Il crollo progressivo e inarrestabile di tutte le fedi – religiose, politiche, morali – ha reso attuale lo scetticismo ed ha fatto di questo strano personaggio, che viveva con la sorella ostetrica e praticava una singolare imperturbabilità, un precursore di cui essere in fondo orgogliosi. Quanto ha influito il viaggio in India sul suo scetticismo? Abbiamo visto che al tempo del Buddha in India era già presente una scuola scettica, quella di Sanjaya Belatthiputta. Nei testi buddhisti i suoi seguaci sono chiamati sprezzantemente anguille: in una discussione negano qualsiasi affermazione, confutano una tesi senza affermare la tesi contraria, ma mettendo in crisi la stessa pretesa di formulare una teoria sul mondo. Il Buddha, stando ai testi, si contrappose vivacemente alla sua scuola, come alle altre; non manca tuttavia qualche studioso che sostiene che Pirrone sia entrato in contatto non con i continuatori di Sanjaya, ma proprio con dei monaci buddhisti.

* **Esercizio assegnato 1**
Cita integralmente il brano sullo scetticismo e sul viaggio di Pirrone in India, senza cambiare nulla.
I record non hanno alcun legame con il brano.

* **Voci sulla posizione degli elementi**
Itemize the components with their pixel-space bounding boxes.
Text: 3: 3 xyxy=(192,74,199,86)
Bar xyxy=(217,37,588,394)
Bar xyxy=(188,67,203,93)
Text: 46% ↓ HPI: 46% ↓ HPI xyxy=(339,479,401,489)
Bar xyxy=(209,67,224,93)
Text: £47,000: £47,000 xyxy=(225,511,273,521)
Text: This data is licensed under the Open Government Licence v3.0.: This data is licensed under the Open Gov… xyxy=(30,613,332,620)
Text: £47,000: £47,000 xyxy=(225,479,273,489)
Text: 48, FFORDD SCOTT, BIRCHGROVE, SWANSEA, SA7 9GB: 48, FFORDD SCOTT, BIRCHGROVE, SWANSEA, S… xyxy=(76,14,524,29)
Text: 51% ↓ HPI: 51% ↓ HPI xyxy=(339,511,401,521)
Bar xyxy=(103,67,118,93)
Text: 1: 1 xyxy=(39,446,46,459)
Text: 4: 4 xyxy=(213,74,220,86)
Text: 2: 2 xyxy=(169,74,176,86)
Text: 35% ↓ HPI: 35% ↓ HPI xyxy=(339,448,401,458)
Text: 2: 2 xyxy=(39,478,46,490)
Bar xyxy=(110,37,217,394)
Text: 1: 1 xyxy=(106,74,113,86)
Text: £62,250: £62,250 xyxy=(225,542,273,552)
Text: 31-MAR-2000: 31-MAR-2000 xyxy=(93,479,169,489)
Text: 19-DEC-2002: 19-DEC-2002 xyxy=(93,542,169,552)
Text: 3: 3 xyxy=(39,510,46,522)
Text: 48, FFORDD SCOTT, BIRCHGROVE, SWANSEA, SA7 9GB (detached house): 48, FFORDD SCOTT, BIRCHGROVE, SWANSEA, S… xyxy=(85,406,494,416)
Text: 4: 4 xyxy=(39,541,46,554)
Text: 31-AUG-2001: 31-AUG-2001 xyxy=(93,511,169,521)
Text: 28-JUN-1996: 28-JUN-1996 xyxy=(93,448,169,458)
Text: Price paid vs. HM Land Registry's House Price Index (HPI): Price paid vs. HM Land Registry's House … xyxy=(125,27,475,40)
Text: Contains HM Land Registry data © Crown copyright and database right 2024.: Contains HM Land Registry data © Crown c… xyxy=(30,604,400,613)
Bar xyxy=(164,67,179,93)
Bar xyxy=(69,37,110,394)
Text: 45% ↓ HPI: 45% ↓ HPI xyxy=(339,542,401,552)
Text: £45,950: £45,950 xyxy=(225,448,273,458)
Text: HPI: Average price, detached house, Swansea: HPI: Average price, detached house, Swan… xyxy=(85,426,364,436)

* **Esercizio assegnato 2**
Stampa senza alcuna modifica tutte le righe dei record sulla posizione degli elementi, dalla prima all'ultima.

* **Risposta finale 1**
Il crollo progressivo e inarrestabile di tutte le fedi – religiose, politiche, morali – ha reso attuale lo scetticismo ed ha fatto di questo strano personaggio, che viveva con la sorella ostetrica e praticava una singolare imperturbabilità, un precursore di cui essere in fondo orgogliosi. Quanto ha influito il viaggio in India sul suo scetticismo? Abbiamo visto che al tempo del Buddha in India era già presente una scuola scettica, quella di Sanjaya Belatthiputta. Nei testi buddhisti i suoi seguaci sono chiamati sprezzantemente anguille: in una discussione negano qualsiasi affermazione, confutano una tesi senza affermare la tesi contraria, ma mettendo in crisi la stessa pretesa di formulare una teoria sul mondo. Il Buddha, stando ai testi, si contrappose vivacemente alla sua scuola, come alle altre; non manca tuttavia qualche studioso che sostiene che Pirrone sia entrato in contatto non con i continuatori di Sanjaya, ma proprio con dei monaci buddhisti.

* **Risposta finale 2**
Itemize the components with their pixel-space bounding boxes.
Text: 3: 3 xyxy=(192,74,199,86)
Bar xyxy=(217,37,588,394)
Bar xyxy=(188,67,203,93)
Text: 46% ↓ HPI: 46% ↓ HPI xyxy=(339,479,401,489)
Bar xyxy=(209,67,224,93)
Text: £47,000: £47,000 xyxy=(225,511,273,521)
Text: This data is licensed under the Open Government Licence v3.0.: This data is licensed under the Open Gov… xyxy=(30,613,332,620)
Text: £47,000: £47,000 xyxy=(225,479,273,489)
Text: 48, FFORDD SCOTT, BIRCHGROVE, SWANSEA, SA7 9GB: 48, FFORDD SCOTT, BIRCHGROVE, SWANSEA, S… xyxy=(76,14,524,29)
Text: 51% ↓ HPI: 51% ↓ HPI xyxy=(339,511,401,521)
Bar xyxy=(103,67,118,93)
Text: 1: 1 xyxy=(39,446,46,459)
Text: 4: 4 xyxy=(213,74,220,86)
Text: 2: 2 xyxy=(169,74,176,86)
Text: 35% ↓ HPI: 35% ↓ HPI xyxy=(339,448,401,458)
Text: 2: 2 xyxy=(39,478,46,490)
Bar xyxy=(110,37,217,394)
Text: 1: 1 xyxy=(106,74,113,86)
Text: £62,250: £62,250 xyxy=(225,542,273,552)
Text: 31-MAR-2000: 31-MAR-2000 xyxy=(93,479,169,489)
Text: 19-DEC-2002: 19-DEC-2002 xyxy=(93,542,169,552)
Text: 3: 3 xyxy=(39,510,46,522)
Text: 48, FFORDD SCOTT, BIRCHGROVE, SWANSEA, SA7 9GB (detached house): 48, FFORDD SCOTT, BIRCHGROVE, SWANSEA, S… xyxy=(85,406,494,416)
Text: 4: 4 xyxy=(39,541,46,554)
Text: 31-AUG-2001: 31-AUG-2001 xyxy=(93,511,169,521)
Text: 28-JUN-1996: 28-JUN-1996 xyxy=(93,448,169,458)
Text: Price paid vs. HM Land Registry's House Price Index (HPI): Price paid vs. HM Land Registry's House … xyxy=(125,27,475,40)
Text: Contains HM Land Registry data © Crown copyright and database right 2024.: Contains HM Land Registry data © Crown c… xyxy=(30,604,400,613)
Bar xyxy=(164,67,179,93)
Bar xyxy=(69,37,110,394)
Text: 45% ↓ HPI: 45% ↓ HPI xyxy=(339,542,401,552)
Text: £45,950: £45,950 xyxy=(225,448,273,458)
Text: HPI: Average price, detached house, Swansea: HPI: Average price, detached house, Swan… xyxy=(85,426,364,436)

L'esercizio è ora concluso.